**Written exercise:** In the material below, list every line carrying the string "this".
─── Extracted records ───
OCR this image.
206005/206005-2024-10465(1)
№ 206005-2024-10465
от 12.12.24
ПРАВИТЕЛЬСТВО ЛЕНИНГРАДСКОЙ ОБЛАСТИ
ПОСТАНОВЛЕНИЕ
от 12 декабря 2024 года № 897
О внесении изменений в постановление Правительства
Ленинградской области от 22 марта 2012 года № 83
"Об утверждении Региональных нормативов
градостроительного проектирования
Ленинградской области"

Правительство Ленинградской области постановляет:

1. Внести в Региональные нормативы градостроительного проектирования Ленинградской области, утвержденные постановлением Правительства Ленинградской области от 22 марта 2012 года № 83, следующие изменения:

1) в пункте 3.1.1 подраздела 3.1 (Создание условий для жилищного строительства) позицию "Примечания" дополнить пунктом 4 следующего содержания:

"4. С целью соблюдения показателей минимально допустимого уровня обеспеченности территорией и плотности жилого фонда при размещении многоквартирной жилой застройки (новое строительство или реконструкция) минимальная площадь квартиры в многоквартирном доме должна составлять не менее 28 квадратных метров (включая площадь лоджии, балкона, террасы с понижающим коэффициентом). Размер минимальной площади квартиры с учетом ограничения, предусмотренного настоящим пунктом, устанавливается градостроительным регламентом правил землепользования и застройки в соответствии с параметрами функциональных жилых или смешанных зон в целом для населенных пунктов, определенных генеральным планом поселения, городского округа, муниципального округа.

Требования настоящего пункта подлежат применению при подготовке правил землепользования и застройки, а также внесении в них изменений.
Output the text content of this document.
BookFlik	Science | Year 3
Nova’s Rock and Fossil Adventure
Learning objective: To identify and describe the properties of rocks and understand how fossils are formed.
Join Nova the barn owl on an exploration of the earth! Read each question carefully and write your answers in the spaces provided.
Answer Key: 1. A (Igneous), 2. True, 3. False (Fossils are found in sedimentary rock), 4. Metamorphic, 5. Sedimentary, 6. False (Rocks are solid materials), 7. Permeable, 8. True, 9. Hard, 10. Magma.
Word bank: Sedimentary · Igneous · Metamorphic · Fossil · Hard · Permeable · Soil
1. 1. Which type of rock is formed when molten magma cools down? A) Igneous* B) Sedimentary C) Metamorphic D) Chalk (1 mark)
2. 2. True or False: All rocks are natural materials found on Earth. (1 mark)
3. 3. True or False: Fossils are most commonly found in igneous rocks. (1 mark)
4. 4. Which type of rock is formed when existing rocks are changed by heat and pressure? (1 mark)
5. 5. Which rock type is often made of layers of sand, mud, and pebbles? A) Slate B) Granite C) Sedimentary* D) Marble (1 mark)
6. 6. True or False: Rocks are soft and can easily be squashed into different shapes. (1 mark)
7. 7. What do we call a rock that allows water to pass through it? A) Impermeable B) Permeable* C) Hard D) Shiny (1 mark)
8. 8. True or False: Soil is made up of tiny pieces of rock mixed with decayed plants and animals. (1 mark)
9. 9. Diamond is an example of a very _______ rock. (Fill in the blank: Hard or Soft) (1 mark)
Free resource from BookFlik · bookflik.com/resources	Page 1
───
**The response:**
OCR this image.
Output the text content of this document.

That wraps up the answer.